[Dataset items]

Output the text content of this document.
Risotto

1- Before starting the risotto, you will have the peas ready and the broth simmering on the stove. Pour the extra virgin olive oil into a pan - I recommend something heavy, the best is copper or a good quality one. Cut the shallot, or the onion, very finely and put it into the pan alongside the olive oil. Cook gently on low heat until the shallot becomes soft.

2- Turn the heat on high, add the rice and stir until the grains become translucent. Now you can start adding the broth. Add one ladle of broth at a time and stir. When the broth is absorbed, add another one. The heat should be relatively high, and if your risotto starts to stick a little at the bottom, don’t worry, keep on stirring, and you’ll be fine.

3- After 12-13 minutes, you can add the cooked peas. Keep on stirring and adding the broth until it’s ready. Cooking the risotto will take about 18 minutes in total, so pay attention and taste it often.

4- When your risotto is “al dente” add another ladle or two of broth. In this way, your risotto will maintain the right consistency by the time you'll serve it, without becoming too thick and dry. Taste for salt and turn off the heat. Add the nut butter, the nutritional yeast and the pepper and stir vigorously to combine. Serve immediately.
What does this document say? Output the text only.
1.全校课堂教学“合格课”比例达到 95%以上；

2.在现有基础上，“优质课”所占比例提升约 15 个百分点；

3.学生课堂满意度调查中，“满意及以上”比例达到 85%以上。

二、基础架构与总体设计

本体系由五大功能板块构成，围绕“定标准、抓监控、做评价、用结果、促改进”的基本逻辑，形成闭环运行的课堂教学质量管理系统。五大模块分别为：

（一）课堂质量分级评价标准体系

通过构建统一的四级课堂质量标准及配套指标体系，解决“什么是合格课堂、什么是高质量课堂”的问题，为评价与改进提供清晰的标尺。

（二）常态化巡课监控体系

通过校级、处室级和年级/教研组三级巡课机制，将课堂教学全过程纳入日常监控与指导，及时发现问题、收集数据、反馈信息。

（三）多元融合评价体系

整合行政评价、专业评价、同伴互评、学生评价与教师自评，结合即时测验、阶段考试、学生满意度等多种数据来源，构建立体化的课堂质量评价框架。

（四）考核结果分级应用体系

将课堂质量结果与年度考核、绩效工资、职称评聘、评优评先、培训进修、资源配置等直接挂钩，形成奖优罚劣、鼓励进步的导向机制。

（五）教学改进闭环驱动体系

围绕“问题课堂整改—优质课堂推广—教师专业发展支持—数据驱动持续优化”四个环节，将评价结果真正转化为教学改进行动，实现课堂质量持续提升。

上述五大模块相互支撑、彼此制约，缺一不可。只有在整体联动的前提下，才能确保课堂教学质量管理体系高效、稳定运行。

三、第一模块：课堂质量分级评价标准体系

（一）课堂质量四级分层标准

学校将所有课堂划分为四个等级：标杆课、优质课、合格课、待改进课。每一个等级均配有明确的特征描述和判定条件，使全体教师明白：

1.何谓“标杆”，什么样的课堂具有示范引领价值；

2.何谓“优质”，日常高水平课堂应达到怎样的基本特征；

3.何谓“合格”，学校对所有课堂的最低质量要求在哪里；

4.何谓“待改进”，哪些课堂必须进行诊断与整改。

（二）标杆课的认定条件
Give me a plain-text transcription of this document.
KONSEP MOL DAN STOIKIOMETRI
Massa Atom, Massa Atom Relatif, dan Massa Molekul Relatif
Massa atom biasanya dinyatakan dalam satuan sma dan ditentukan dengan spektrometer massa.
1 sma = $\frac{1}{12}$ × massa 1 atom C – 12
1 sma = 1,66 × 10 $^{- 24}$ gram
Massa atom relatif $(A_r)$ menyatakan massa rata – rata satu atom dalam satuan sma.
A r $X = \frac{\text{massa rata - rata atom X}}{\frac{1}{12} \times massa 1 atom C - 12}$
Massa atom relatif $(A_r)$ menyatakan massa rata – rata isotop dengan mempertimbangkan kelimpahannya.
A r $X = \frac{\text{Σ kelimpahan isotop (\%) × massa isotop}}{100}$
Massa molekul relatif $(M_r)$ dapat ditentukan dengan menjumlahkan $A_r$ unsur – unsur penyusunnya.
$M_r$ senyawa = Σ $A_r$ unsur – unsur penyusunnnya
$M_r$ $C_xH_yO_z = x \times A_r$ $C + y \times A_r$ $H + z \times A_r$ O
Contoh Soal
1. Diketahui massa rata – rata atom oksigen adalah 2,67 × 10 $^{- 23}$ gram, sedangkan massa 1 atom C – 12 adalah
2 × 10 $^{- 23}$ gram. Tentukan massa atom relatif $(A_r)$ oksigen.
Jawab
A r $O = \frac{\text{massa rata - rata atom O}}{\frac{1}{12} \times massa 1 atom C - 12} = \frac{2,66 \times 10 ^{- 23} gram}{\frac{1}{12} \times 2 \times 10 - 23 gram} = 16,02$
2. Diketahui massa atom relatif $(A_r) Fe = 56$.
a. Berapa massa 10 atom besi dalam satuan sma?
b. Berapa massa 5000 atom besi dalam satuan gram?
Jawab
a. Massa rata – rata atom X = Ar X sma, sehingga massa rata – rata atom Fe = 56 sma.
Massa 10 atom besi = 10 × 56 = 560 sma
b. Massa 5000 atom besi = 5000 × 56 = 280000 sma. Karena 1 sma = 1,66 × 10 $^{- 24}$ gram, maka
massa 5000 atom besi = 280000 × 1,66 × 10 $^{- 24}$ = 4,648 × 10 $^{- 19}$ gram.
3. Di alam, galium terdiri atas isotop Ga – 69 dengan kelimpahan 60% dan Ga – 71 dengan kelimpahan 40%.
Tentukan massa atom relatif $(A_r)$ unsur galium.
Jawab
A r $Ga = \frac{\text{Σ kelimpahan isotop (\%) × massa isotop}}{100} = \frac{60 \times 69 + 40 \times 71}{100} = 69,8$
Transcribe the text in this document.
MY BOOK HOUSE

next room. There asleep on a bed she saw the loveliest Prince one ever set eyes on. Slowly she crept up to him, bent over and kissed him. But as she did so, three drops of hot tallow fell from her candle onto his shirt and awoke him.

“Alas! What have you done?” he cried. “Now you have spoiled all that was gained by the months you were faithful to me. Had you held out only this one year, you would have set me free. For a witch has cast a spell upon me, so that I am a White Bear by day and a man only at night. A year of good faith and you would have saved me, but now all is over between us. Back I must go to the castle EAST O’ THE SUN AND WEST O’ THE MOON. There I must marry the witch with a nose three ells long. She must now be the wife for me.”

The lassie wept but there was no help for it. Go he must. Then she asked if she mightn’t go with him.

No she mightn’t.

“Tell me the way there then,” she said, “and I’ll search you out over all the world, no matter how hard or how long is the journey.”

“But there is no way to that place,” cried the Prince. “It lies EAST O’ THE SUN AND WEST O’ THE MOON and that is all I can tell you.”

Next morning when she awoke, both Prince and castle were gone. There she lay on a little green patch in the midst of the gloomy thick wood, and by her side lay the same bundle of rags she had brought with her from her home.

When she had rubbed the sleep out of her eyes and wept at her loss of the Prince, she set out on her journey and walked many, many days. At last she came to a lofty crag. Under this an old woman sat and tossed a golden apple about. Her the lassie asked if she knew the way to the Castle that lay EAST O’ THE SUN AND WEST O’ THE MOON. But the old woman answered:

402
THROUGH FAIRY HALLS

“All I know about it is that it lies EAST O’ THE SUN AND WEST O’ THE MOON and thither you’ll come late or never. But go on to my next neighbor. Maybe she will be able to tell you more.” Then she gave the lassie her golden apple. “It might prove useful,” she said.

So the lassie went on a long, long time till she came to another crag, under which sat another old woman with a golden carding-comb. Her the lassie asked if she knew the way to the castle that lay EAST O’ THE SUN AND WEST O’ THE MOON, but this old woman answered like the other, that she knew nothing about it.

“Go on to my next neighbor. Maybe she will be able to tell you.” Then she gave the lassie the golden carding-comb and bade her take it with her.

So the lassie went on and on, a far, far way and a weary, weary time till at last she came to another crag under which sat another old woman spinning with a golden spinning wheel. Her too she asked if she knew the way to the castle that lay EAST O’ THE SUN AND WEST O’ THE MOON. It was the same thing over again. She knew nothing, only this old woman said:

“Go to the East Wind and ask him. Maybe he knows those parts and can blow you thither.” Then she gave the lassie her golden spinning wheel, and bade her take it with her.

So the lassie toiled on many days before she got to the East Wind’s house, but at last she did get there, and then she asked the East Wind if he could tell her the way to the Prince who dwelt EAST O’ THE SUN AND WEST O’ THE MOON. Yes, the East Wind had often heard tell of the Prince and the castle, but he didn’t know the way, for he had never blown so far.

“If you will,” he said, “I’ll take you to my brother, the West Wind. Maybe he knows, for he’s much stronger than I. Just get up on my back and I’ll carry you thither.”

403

Task instructions: Pick out every line with the string "oksigen" and copy it.

Task solution:
1. Diketahui massa rata – rata atom oksigen adalah 2,67 × 10 $^{- 23}$ gram, sedangkan massa 1 atom C – 12 adalah
2 × 10 $^{- 23}$ gram. Tentukan massa atom relatif $(A_r)$ oksigen.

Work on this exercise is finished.